Labeled region entries
* * * *

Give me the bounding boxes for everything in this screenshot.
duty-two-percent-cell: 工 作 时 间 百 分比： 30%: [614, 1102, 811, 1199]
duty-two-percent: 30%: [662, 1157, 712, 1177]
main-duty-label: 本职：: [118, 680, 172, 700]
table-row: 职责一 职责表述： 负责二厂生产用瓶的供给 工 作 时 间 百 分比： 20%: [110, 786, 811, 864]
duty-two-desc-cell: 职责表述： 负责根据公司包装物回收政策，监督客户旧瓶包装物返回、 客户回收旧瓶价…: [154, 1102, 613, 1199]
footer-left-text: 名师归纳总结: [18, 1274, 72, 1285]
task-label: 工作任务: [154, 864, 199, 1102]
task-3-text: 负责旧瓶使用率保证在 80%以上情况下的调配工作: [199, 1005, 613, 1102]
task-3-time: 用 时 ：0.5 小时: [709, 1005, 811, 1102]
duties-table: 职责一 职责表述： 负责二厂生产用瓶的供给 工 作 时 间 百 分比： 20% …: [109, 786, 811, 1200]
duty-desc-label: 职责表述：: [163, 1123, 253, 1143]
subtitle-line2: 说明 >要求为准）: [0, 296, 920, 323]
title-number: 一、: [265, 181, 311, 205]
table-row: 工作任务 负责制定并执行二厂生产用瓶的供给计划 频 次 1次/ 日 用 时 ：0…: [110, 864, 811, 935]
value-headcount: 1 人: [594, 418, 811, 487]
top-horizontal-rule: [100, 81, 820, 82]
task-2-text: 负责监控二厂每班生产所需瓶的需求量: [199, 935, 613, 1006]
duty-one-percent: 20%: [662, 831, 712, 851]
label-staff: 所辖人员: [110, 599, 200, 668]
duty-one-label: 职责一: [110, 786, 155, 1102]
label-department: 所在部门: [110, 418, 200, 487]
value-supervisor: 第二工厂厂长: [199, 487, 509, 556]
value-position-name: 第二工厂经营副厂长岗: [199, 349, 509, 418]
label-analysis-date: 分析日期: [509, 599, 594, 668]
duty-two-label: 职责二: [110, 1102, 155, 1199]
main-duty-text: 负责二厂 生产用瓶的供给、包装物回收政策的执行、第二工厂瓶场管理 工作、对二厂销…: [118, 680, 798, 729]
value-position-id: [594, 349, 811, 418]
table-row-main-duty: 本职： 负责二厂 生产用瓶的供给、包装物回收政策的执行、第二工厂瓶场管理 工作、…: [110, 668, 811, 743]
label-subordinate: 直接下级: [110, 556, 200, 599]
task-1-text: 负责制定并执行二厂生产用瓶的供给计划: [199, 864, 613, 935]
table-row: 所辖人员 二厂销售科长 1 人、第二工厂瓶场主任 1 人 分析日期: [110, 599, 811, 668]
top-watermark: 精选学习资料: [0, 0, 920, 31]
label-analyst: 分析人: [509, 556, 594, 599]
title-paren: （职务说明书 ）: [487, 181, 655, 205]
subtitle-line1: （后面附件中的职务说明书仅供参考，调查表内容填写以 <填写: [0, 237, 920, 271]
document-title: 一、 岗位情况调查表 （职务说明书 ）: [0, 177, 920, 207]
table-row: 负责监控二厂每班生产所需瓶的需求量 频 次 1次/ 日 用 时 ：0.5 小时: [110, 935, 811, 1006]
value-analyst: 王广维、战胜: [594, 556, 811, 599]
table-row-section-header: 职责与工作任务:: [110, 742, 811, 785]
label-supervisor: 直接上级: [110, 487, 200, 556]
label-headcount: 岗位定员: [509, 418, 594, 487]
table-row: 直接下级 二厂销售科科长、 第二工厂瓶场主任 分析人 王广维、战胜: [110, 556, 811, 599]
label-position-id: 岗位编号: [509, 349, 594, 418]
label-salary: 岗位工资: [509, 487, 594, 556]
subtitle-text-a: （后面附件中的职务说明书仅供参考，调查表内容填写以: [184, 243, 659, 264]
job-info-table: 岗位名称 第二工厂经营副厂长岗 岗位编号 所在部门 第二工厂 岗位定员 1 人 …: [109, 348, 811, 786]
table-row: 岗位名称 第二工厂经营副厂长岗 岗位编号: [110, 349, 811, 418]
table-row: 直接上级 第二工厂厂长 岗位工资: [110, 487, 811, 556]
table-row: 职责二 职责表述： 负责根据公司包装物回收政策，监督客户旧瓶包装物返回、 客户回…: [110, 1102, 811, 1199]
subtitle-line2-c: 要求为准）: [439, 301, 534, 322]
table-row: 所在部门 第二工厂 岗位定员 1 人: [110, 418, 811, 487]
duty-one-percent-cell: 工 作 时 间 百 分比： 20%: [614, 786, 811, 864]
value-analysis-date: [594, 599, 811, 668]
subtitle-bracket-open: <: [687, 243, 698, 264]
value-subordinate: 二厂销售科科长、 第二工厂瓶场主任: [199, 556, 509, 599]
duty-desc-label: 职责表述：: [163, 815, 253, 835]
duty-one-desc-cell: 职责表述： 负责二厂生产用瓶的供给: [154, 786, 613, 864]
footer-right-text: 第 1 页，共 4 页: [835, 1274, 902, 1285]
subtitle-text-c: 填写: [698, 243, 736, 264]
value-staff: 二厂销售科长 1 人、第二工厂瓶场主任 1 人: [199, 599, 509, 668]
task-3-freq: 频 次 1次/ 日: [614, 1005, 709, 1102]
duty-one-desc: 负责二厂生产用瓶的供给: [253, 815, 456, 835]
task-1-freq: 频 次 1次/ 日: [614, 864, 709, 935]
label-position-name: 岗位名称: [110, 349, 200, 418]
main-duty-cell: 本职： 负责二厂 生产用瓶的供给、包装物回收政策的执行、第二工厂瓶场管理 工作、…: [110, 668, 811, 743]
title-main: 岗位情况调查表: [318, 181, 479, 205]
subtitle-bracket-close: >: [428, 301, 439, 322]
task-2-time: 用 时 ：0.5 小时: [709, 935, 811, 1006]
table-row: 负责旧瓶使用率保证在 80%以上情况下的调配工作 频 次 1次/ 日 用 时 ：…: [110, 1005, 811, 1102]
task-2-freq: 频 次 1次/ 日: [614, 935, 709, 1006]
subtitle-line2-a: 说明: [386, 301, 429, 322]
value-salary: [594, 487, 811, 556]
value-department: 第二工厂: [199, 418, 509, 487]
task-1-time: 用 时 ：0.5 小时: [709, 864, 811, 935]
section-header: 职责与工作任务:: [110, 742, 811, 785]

* * * *

Exercise prompt ::
Transcribe every line of the labeled region entries without any changes.

Response to this task ::
Give me the bounding boxes for everything in this screenshot.
duty-two-percent-cell: 工 作 时 间 百 分比： 30%: [614, 1102, 811, 1199]
duty-two-percent: 30%: [662, 1157, 712, 1177]
main-duty-label: 本职：: [118, 680, 172, 700]
table-row: 职责一 职责表述： 负责二厂生产用瓶的供给 工 作 时 间 百 分比： 20%: [110, 786, 811, 864]
duty-two-desc-cell: 职责表述： 负责根据公司包装物回收政策，监督客户旧瓶包装物返回、 客户回收旧瓶价…: [154, 1102, 613, 1199]
footer-left-text: 名师归纳总结: [18, 1274, 72, 1285]
task-label: 工作任务: [154, 864, 199, 1102]
task-3-text: 负责旧瓶使用率保证在 80%以上情况下的调配工作: [199, 1005, 613, 1102]
task-3-time: 用 时 ：0.5 小时: [709, 1005, 811, 1102]
duties-table: 职责一 职责表述： 负责二厂生产用瓶的供给 工 作 时 间 百 分比： 20% …: [109, 786, 811, 1200]
duty-desc-label: 职责表述：: [163, 1123, 253, 1143]
subtitle-line2: 说明 >要求为准）: [0, 296, 920, 323]
title-number: 一、: [265, 181, 311, 205]
table-row: 工作任务 负责制定并执行二厂生产用瓶的供给计划 频 次 1次/ 日 用 时 ：0…: [110, 864, 811, 935]
value-headcount: 1 人: [594, 418, 811, 487]
top-horizontal-rule: [100, 81, 820, 82]
task-2-text: 负责监控二厂每班生产所需瓶的需求量: [199, 935, 613, 1006]
duty-one-percent: 20%: [662, 831, 712, 851]
label-staff: 所辖人员: [110, 599, 200, 668]
duty-one-label: 职责一: [110, 786, 155, 1102]
label-department: 所在部门: [110, 418, 200, 487]
value-supervisor: 第二工厂厂长: [199, 487, 509, 556]
value-position-name: 第二工厂经营副厂长岗: [199, 349, 509, 418]
label-analysis-date: 分析日期: [509, 599, 594, 668]
duty-two-label: 职责二: [110, 1102, 155, 1199]
main-duty-text: 负责二厂 生产用瓶的供给、包装物回收政策的执行、第二工厂瓶场管理 工作、对二厂销…: [118, 680, 798, 729]
value-position-id: [594, 349, 811, 418]
table-row-main-duty: 本职： 负责二厂 生产用瓶的供给、包装物回收政策的执行、第二工厂瓶场管理 工作、…: [110, 668, 811, 743]
label-subordinate: 直接下级: [110, 556, 200, 599]
task-1-text: 负责制定并执行二厂生产用瓶的供给计划: [199, 864, 613, 935]
table-row: 所辖人员 二厂销售科长 1 人、第二工厂瓶场主任 1 人 分析日期: [110, 599, 811, 668]
top-watermark: 精选学习资料: [0, 0, 920, 31]
label-analyst: 分析人: [509, 556, 594, 599]
title-paren: （职务说明书 ）: [487, 181, 655, 205]
subtitle-line1: （后面附件中的职务说明书仅供参考，调查表内容填写以 <填写: [0, 237, 920, 271]
document-title: 一、 岗位情况调查表 （职务说明书 ）: [0, 177, 920, 207]
table-row: 负责监控二厂每班生产所需瓶的需求量 频 次 1次/ 日 用 时 ：0.5 小时: [110, 935, 811, 1006]
value-analyst: 王广维、战胜: [594, 556, 811, 599]
table-row-section-header: 职责与工作任务:: [110, 742, 811, 785]
label-supervisor: 直接上级: [110, 487, 200, 556]
label-headcount: 岗位定员: [509, 418, 594, 487]
table-row: 直接下级 二厂销售科科长、 第二工厂瓶场主任 分析人 王广维、战胜: [110, 556, 811, 599]
label-position-id: 岗位编号: [509, 349, 594, 418]
label-salary: 岗位工资: [509, 487, 594, 556]
subtitle-text-a: （后面附件中的职务说明书仅供参考，调查表内容填写以: [184, 243, 659, 264]
job-info-table: 岗位名称 第二工厂经营副厂长岗 岗位编号 所在部门 第二工厂 岗位定员 1 人 …: [109, 348, 811, 786]
table-row: 岗位名称 第二工厂经营副厂长岗 岗位编号: [110, 349, 811, 418]
table-row: 直接上级 第二工厂厂长 岗位工资: [110, 487, 811, 556]
table-row: 职责二 职责表述： 负责根据公司包装物回收政策，监督客户旧瓶包装物返回、 客户回…: [110, 1102, 811, 1199]
subtitle-line2-c: 要求为准）: [439, 301, 534, 322]
table-row: 所在部门 第二工厂 岗位定员 1 人: [110, 418, 811, 487]
duty-one-percent-cell: 工 作 时 间 百 分比： 20%: [614, 786, 811, 864]
value-analysis-date: [594, 599, 811, 668]
subtitle-bracket-open: <: [687, 243, 698, 264]
value-subordinate: 二厂销售科科长、 第二工厂瓶场主任: [199, 556, 509, 599]
duty-desc-label: 职责表述：: [163, 815, 253, 835]
duty-one-desc-cell: 职责表述： 负责二厂生产用瓶的供给: [154, 786, 613, 864]
footer-right-text: 第 1 页，共 4 页: [835, 1274, 902, 1285]
subtitle-text-c: 填写: [698, 243, 736, 264]
value-staff: 二厂销售科长 1 人、第二工厂瓶场主任 1 人: [199, 599, 509, 668]
task-3-freq: 频 次 1次/ 日: [614, 1005, 709, 1102]
duty-one-desc: 负责二厂生产用瓶的供给: [253, 815, 456, 835]
task-1-freq: 频 次 1次/ 日: [614, 864, 709, 935]
label-position-name: 岗位名称: [110, 349, 200, 418]
main-duty-cell: 本职： 负责二厂 生产用瓶的供给、包装物回收政策的执行、第二工厂瓶场管理 工作、…: [110, 668, 811, 743]
title-main: 岗位情况调查表: [318, 181, 479, 205]
subtitle-bracket-close: >: [428, 301, 439, 322]
task-2-time: 用 时 ：0.5 小时: [709, 935, 811, 1006]
table-row: 负责旧瓶使用率保证在 80%以上情况下的调配工作 频 次 1次/ 日 用 时 ：…: [110, 1005, 811, 1102]
task-2-freq: 频 次 1次/ 日: [614, 935, 709, 1006]
subtitle-line2-a: 说明: [386, 301, 429, 322]
value-salary: [594, 487, 811, 556]
value-department: 第二工厂: [199, 418, 509, 487]
task-1-time: 用 时 ：0.5 小时: [709, 864, 811, 935]
section-header: 职责与工作任务:: [110, 742, 811, 785]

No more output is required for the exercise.